▶ _Written task_
Your answer is a single number: the count of lines that contain the string "fasta".
───── The data
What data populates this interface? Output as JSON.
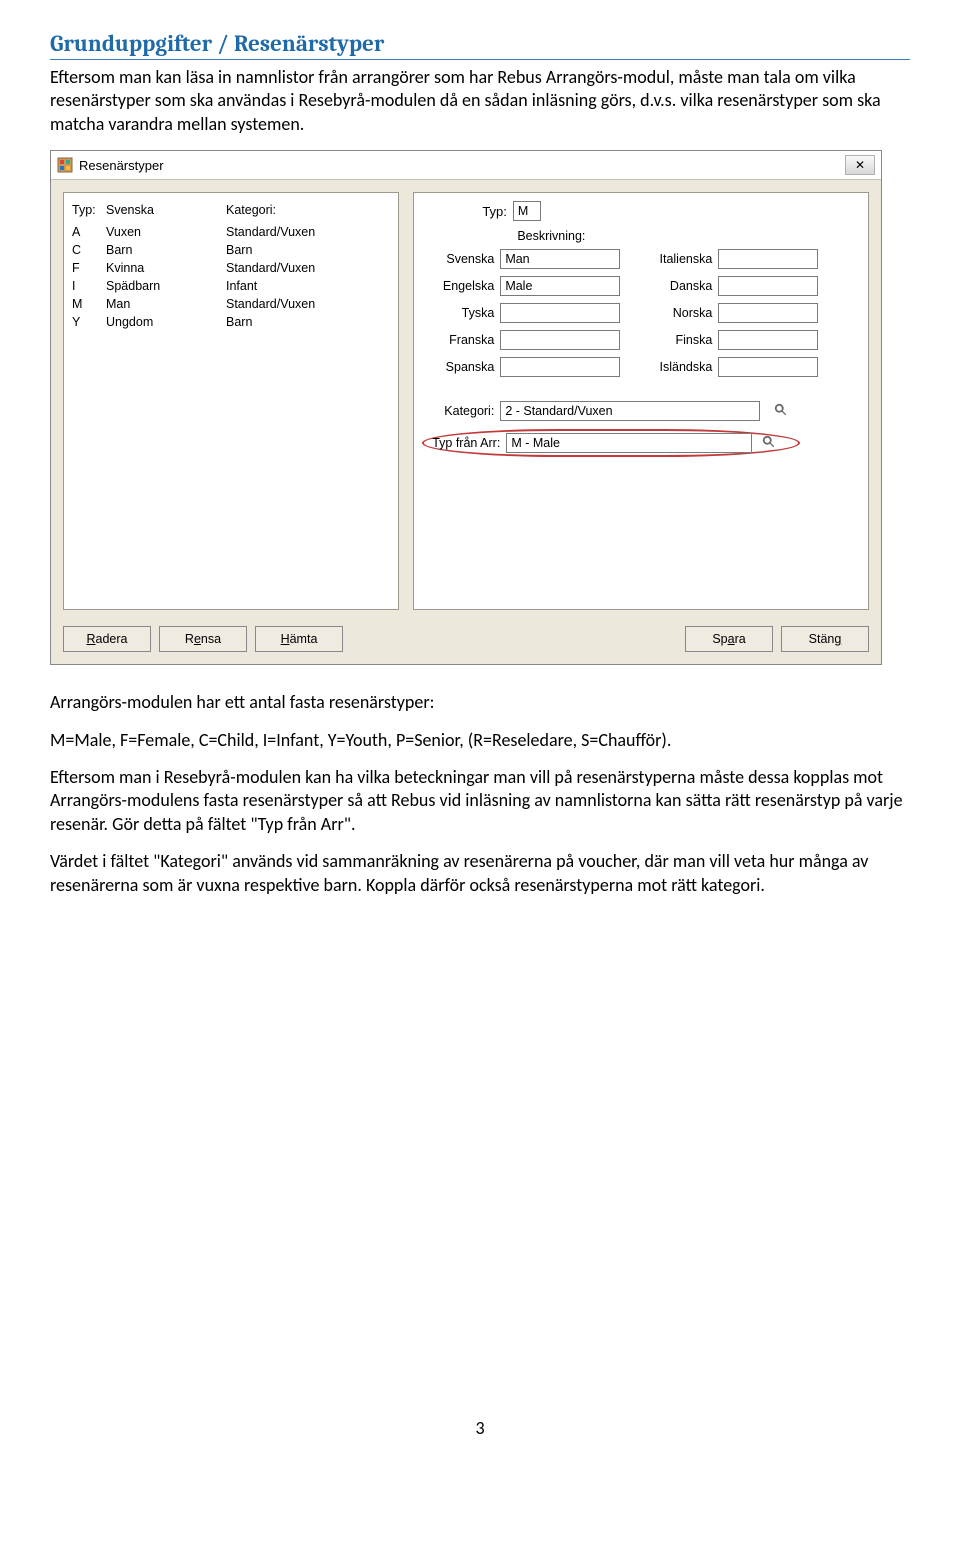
{
  "doc": {
    "heading": "Grunduppgifter / Resenärstyper",
    "para1": "Eftersom man kan läsa in namnlistor från arrangörer som har Rebus Arrangörs-modul, måste man tala om vilka resenärstyper som ska användas i Resebyrå-modulen då en sådan inläsning görs, d.v.s. vilka resenärstyper som ska matcha varandra mellan systemen.",
    "para2": "Arrangörs-modulen har ett antal fasta resenärstyper:",
    "para3": "M=Male, F=Female, C=Child, I=Infant, Y=Youth, P=Senior, (R=Reseledare, S=Chaufför).",
    "para4": "Eftersom man i Resebyrå-modulen kan ha vilka beteckningar man vill på resenärstyperna måste dessa kopplas mot Arrangörs-modulens fasta resenärstyper så att Rebus vid inläsning av namnlistorna kan sätta rätt resenärstyp på varje resenär. Gör detta på fältet \"Typ från Arr\".",
    "para5": "Värdet i fältet \"Kategori\" används vid sammanräkning av resenärerna på voucher, där man vill veta hur många av resenärerna som är vuxna respektive barn. Koppla därför också resenärstyperna mot rätt kategori.",
    "pagenum": "3"
  },
  "dialog": {
    "title": "Resenärstyper",
    "close_x": "✕",
    "headers": {
      "typ": "Typ:",
      "svenska": "Svenska",
      "kategori": "Kategori:"
    },
    "rows": [
      {
        "code": "A",
        "sv": "Vuxen",
        "cat": "Standard/Vuxen"
      },
      {
        "code": "C",
        "sv": "Barn",
        "cat": "Barn"
      },
      {
        "code": "F",
        "sv": "Kvinna",
        "cat": "Standard/Vuxen"
      },
      {
        "code": "I",
        "sv": "Spädbarn",
        "cat": "Infant"
      },
      {
        "code": "M",
        "sv": "Man",
        "cat": "Standard/Vuxen"
      },
      {
        "code": "Y",
        "sv": "Ungdom",
        "cat": "Barn"
      }
    ],
    "form": {
      "typ_label": "Typ:",
      "typ_value": "M",
      "beskrivning_label": "Beskrivning:",
      "svenska_label": "Svenska",
      "svenska_value": "Man",
      "italienska_label": "Italienska",
      "italienska_value": "",
      "engelska_label": "Engelska",
      "engelska_value": "Male",
      "danska_label": "Danska",
      "danska_value": "",
      "tyska_label": "Tyska",
      "tyska_value": "",
      "norska_label": "Norska",
      "norska_value": "",
      "franska_label": "Franska",
      "franska_value": "",
      "finska_label": "Finska",
      "finska_value": "",
      "spanska_label": "Spanska",
      "spanska_value": "",
      "islandska_label": "Isländska",
      "islandska_value": "",
      "kategori_label": "Kategori:",
      "kategori_value": "2  - Standard/Vuxen",
      "typ_arr_label": "Typ från Arr:",
      "typ_arr_value": "M - Male"
    },
    "buttons": {
      "radera": "Radera",
      "rensa": "Rensa",
      "hamta": "Hämta",
      "spara": "Spara",
      "stang": "Stäng"
    }
  }
}
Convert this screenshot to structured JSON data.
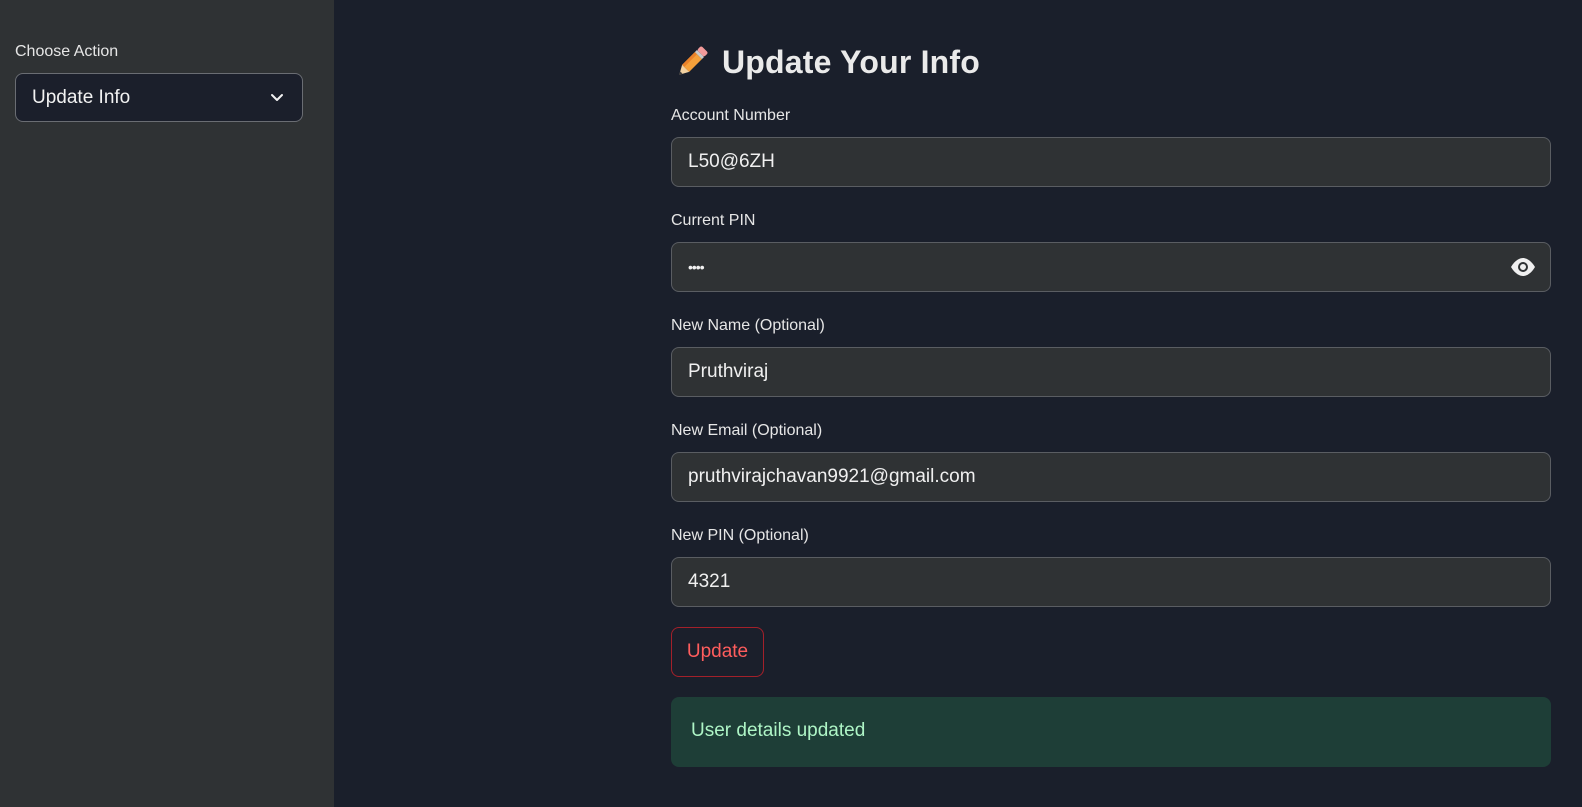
{
  "sidebar": {
    "choose_action_label": "Choose Action",
    "selected_action": "Update Info",
    "chevron_icon": "chevron-down-icon"
  },
  "main": {
    "title_icon": "pencil-icon",
    "title": "Update Your Info",
    "fields": {
      "account_number": {
        "label": "Account Number",
        "value": "L50@6ZH"
      },
      "current_pin": {
        "label": "Current PIN",
        "value": "••••",
        "toggle_icon": "eye-icon"
      },
      "new_name": {
        "label": "New Name (Optional)",
        "value": "Pruthviraj"
      },
      "new_email": {
        "label": "New Email (Optional)",
        "value": "pruthvirajchavan9921@gmail.com"
      },
      "new_pin": {
        "label": "New PIN (Optional)",
        "value": "4321"
      }
    },
    "update_button": "Update",
    "success_message": "User details updated"
  },
  "colors": {
    "background": "#1a1f2b",
    "sidebar": "#2f3234",
    "input": "#2f3234",
    "button_text": "#ff5d5d",
    "button_border": "#a3202a",
    "success_bg": "#1e3e37",
    "success_text": "#aef5c6"
  }
}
──────────
▶ _Answer to this problem_
2